_What is asked_. Report how many lines in the listing below include the word "that". Write nothing besides the number.
------ Data in this exercise
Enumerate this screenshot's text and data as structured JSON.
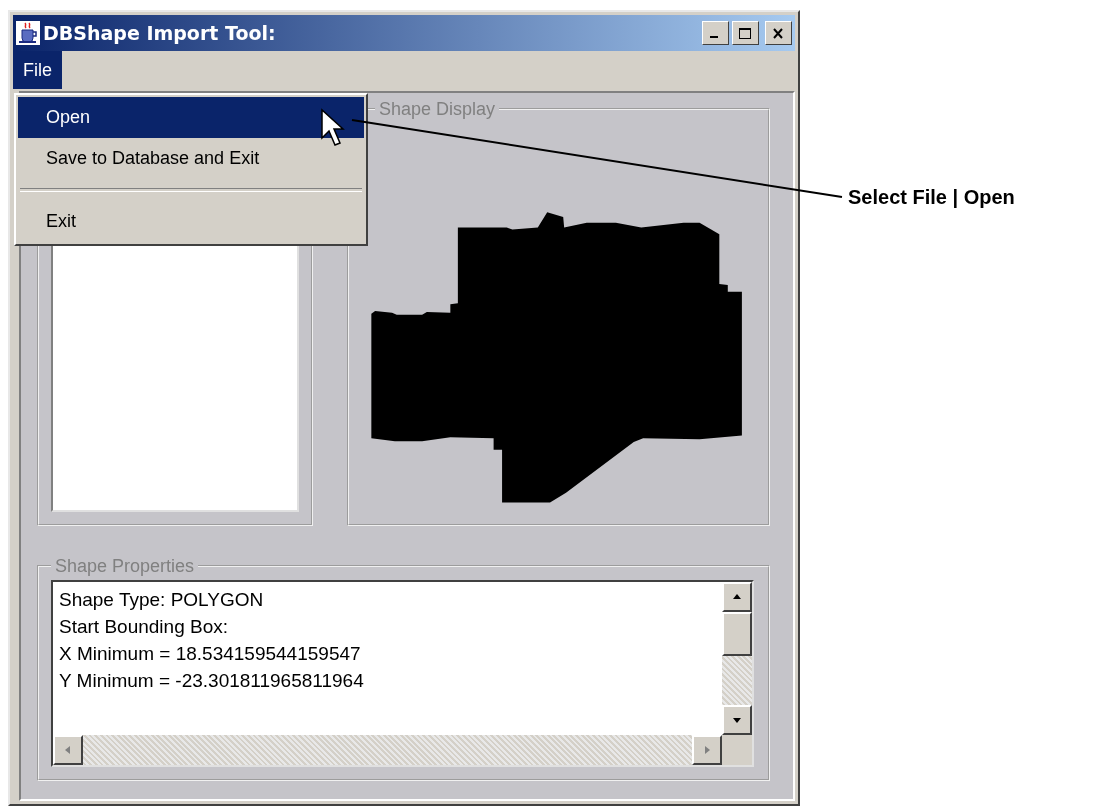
{
  "window": {
    "title": "DBShape Import Tool:"
  },
  "menu_bar": [
    {
      "label": "File",
      "selected": true
    }
  ],
  "menu": {
    "items": [
      {
        "kind": "item",
        "label": "Open",
        "selected": true
      },
      {
        "kind": "item",
        "label": "Save to Database and Exit",
        "selected": false
      },
      {
        "kind": "separator"
      },
      {
        "kind": "item",
        "label": "Exit",
        "selected": false
      }
    ]
  },
  "shape_display": {
    "title": "Shape Display"
  },
  "shape_properties": {
    "title": "Shape Properties",
    "lines": [
      "Shape Type: POLYGON",
      "Start Bounding Box:",
      "X Minimum = 18.534159544159547",
      "Y Minimum = -23.301811965811964"
    ]
  },
  "annotation": {
    "text": "Select File | Open"
  }
}
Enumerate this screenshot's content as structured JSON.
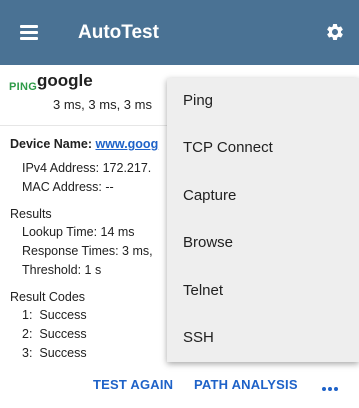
{
  "appbar": {
    "title": "AutoTest",
    "menu_icon": "hamburger-menu-icon",
    "settings_icon": "gear-icon",
    "background": "#4a7294"
  },
  "test": {
    "type_tag": "PING",
    "target": "google",
    "times": "3 ms, 3 ms, 3 ms",
    "device_label": "Device Name:",
    "device_value": "www.goog",
    "ipv4": "IPv4 Address: 172.217.",
    "mac": "MAC Address: --",
    "results_heading": "Results",
    "lookup_time": "Lookup Time: 14 ms",
    "response_times": "Response Times: 3 ms,",
    "threshold": "Threshold: 1 s",
    "result_codes_heading": "Result Codes",
    "codes": [
      "1:  Success",
      "2:  Success",
      "3:  Success"
    ]
  },
  "actions": {
    "test_again": "TEST AGAIN",
    "path_analysis": "PATH ANALYSIS",
    "more_icon": "more-horizontal-icon"
  },
  "overflow_menu": {
    "items": [
      "Ping",
      "TCP Connect",
      "Capture",
      "Browse",
      "Telnet",
      "SSH"
    ]
  },
  "colors": {
    "accent": "#1e62c8",
    "ping_green": "#2e9b48",
    "menu_bg": "#eeeeee"
  }
}
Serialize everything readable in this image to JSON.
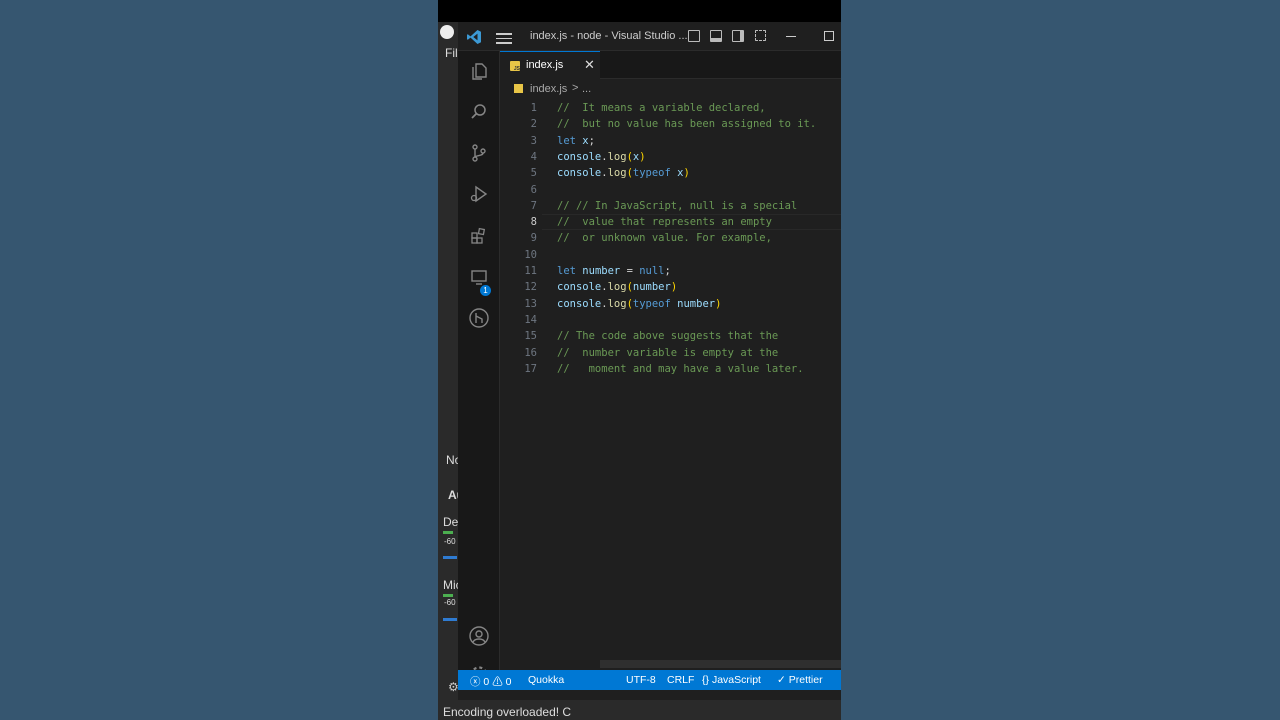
{
  "obs": {
    "menu_file": "File",
    "label_no": "No",
    "label_a": "Au",
    "label_desktop": "Desktop Audio",
    "label_db1": "-60",
    "label_mic": "Mic/Aux",
    "label_db2": "-60",
    "status": "Encoding overloaded! C"
  },
  "window": {
    "title": "index.js - node - Visual Studio ..."
  },
  "tab": {
    "label": "index.js"
  },
  "breadcrumb": {
    "file": "index.js",
    "separator": ">",
    "rest": "..."
  },
  "editor": {
    "active_line": 8,
    "lines": [
      {
        "n": "1",
        "t": "//  It means a variable declared,"
      },
      {
        "n": "2",
        "t": "//  but no value has been assigned to it."
      },
      {
        "n": "3",
        "t": "let x;"
      },
      {
        "n": "4",
        "t": "console.log(x)"
      },
      {
        "n": "5",
        "t": "console.log(typeof x)"
      },
      {
        "n": "6",
        "t": ""
      },
      {
        "n": "7",
        "t": "// // In JavaScript, null is a special"
      },
      {
        "n": "8",
        "t": "//  value that represents an empty"
      },
      {
        "n": "9",
        "t": "//  or unknown value. For example,"
      },
      {
        "n": "10",
        "t": ""
      },
      {
        "n": "11",
        "t": "let number = null;"
      },
      {
        "n": "12",
        "t": "console.log(number)"
      },
      {
        "n": "13",
        "t": "console.log(typeof number)"
      },
      {
        "n": "14",
        "t": ""
      },
      {
        "n": "15",
        "t": "// The code above suggests that the"
      },
      {
        "n": "16",
        "t": "//  number variable is empty at the"
      },
      {
        "n": "17",
        "t": "//   moment and may have a value later."
      }
    ]
  },
  "statusbar": {
    "errors": "0",
    "warnings": "0",
    "quokka": "Quokka",
    "encoding": "UTF-8",
    "eol": "CRLF",
    "language": "JavaScript",
    "formatter": "Prettier"
  },
  "extensions_badge": "1",
  "colors": {
    "accent": "#0078d4",
    "comment": "#6a9955",
    "keyword": "#569cd6",
    "variable": "#9cdcfe",
    "function": "#dcdcaa"
  }
}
------------
_Task output_. 2